— Your task —
Locate and copy all lines bearing the word "alphabetical".

*** Records supplied ***

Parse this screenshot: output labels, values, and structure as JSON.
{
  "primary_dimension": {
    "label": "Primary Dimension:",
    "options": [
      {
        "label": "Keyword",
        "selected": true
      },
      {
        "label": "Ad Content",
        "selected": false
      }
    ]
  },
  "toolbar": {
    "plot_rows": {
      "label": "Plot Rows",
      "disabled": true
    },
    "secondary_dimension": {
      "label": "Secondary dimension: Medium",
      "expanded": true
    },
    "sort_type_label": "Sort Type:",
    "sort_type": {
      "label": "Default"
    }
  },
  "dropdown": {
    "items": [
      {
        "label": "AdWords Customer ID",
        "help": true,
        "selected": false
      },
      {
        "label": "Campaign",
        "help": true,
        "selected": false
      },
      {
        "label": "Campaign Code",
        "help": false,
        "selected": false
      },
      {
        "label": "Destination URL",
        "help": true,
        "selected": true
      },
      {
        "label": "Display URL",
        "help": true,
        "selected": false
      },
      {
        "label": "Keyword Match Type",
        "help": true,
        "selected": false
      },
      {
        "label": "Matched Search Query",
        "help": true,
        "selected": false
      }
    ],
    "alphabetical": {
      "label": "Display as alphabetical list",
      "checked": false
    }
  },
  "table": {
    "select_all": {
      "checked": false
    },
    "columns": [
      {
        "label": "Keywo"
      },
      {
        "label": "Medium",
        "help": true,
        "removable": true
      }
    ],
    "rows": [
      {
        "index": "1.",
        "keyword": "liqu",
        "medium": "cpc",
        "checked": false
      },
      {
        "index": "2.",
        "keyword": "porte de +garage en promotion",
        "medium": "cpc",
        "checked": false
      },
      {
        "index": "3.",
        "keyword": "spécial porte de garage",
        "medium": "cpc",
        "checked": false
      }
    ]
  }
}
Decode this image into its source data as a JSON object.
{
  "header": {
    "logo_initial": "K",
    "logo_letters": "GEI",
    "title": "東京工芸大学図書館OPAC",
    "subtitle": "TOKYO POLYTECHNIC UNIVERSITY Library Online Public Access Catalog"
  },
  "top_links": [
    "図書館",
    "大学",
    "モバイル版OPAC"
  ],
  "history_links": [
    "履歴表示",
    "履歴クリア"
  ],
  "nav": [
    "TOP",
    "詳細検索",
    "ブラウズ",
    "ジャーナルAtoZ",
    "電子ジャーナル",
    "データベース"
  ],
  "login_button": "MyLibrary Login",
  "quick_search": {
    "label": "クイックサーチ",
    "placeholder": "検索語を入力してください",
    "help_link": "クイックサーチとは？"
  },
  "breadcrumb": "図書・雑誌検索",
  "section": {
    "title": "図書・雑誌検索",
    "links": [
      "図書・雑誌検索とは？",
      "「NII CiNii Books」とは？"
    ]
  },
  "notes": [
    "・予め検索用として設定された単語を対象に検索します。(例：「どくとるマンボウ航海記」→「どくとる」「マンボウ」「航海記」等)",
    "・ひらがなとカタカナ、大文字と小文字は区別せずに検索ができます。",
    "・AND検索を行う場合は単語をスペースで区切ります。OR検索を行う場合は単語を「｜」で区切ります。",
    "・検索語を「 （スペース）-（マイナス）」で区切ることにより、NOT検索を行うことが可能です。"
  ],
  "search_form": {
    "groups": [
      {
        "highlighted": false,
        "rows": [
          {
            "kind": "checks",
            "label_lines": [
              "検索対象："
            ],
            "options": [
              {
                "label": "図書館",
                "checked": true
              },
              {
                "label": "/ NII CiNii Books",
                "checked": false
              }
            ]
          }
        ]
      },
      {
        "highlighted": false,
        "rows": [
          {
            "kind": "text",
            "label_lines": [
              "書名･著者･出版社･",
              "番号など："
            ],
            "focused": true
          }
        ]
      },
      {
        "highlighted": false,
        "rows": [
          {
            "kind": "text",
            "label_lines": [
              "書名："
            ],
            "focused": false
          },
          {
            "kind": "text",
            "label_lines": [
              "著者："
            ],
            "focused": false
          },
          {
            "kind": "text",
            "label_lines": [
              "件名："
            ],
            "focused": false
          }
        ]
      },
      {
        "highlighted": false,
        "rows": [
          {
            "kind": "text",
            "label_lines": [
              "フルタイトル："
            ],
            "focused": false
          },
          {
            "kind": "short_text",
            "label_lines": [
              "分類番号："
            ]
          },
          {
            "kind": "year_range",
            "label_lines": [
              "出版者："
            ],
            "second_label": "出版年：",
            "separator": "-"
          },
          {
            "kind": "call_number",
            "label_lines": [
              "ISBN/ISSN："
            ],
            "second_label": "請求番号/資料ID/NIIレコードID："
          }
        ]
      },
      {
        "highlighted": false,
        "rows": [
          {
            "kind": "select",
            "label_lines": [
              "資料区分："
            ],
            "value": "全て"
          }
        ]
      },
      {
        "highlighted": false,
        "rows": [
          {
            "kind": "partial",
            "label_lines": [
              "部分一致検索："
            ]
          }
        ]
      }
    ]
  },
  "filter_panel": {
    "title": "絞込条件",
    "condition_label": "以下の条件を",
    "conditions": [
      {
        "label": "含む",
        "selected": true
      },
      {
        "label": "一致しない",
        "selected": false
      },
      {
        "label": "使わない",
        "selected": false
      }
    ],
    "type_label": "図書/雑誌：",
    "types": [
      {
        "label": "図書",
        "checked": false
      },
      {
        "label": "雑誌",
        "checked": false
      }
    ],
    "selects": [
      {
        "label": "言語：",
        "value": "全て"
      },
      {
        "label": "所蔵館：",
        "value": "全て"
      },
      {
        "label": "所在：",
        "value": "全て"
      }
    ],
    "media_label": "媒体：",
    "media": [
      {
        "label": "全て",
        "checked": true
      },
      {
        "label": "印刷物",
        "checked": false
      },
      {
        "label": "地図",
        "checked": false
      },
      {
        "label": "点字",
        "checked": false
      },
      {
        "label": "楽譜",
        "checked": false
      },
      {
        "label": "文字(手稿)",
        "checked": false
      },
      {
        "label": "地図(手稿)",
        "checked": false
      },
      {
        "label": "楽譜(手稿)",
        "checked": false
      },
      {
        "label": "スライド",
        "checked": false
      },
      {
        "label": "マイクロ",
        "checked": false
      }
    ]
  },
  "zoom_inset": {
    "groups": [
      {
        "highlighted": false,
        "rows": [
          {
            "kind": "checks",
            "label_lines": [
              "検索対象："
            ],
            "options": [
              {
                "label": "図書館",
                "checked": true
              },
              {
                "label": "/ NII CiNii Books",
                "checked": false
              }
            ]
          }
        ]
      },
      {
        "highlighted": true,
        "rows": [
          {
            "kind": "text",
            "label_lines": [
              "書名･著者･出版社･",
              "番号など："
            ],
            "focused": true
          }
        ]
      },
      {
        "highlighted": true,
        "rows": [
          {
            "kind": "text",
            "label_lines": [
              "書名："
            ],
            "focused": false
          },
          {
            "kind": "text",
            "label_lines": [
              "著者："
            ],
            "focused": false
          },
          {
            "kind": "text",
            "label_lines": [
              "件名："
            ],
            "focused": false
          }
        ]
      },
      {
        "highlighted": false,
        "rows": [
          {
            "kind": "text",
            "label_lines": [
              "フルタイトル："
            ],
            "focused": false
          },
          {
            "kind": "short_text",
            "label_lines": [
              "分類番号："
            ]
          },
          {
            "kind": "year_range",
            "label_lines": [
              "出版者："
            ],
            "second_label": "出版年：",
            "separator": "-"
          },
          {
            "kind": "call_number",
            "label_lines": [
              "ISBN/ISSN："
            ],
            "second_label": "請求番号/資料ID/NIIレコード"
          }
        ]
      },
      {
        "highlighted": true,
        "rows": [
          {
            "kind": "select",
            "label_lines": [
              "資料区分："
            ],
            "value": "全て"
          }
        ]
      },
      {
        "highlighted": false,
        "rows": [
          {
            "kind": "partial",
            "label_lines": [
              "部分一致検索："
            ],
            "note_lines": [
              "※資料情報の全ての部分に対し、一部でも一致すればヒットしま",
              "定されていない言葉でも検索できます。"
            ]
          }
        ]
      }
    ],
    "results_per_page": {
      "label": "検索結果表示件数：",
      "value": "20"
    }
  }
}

***
*** Records supplied ***

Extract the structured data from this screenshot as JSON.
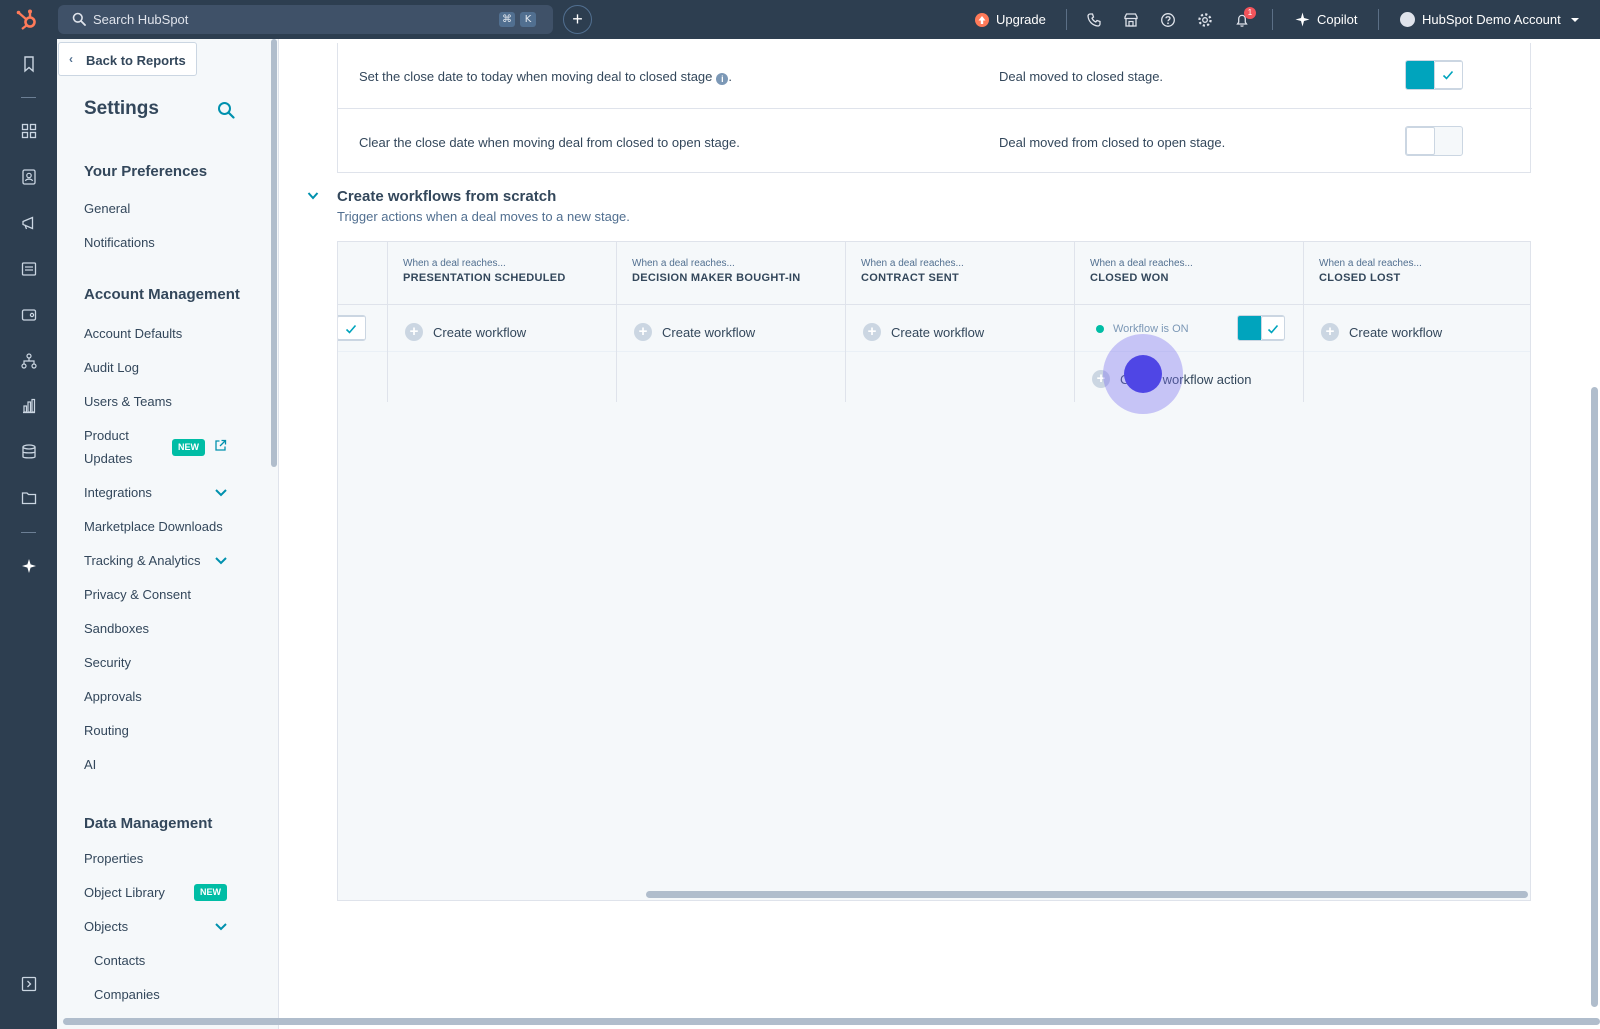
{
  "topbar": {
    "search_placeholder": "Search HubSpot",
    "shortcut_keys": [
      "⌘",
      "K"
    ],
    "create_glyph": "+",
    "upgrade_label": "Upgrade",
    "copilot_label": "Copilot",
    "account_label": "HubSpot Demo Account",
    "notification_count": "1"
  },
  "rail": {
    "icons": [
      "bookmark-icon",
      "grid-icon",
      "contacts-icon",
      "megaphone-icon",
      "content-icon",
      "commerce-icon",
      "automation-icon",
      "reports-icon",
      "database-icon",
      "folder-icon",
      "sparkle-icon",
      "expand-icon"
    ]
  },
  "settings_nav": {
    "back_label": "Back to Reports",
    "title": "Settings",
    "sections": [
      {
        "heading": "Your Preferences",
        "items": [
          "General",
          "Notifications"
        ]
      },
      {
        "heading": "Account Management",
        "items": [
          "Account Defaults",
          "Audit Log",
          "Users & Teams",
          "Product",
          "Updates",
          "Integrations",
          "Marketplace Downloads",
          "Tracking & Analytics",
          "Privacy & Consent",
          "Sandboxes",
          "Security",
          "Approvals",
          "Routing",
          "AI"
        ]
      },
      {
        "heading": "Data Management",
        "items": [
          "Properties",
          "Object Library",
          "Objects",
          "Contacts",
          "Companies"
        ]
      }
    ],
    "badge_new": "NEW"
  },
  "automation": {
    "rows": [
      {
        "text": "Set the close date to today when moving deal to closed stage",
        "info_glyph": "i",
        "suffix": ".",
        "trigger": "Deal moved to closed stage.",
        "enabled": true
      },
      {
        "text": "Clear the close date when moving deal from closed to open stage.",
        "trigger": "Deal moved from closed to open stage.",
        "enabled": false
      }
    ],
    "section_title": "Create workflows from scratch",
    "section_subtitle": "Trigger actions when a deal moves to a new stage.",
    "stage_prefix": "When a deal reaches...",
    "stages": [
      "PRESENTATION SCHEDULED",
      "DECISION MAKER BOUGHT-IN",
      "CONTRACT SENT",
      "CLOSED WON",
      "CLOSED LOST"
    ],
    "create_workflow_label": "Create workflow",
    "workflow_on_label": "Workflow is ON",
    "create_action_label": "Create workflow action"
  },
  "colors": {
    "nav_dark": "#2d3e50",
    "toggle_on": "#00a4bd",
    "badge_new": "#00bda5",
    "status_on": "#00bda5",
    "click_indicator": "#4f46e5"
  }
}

***

— Answer to this problem —
    "alphabetical": {
      "label": "Display as alphabetical list",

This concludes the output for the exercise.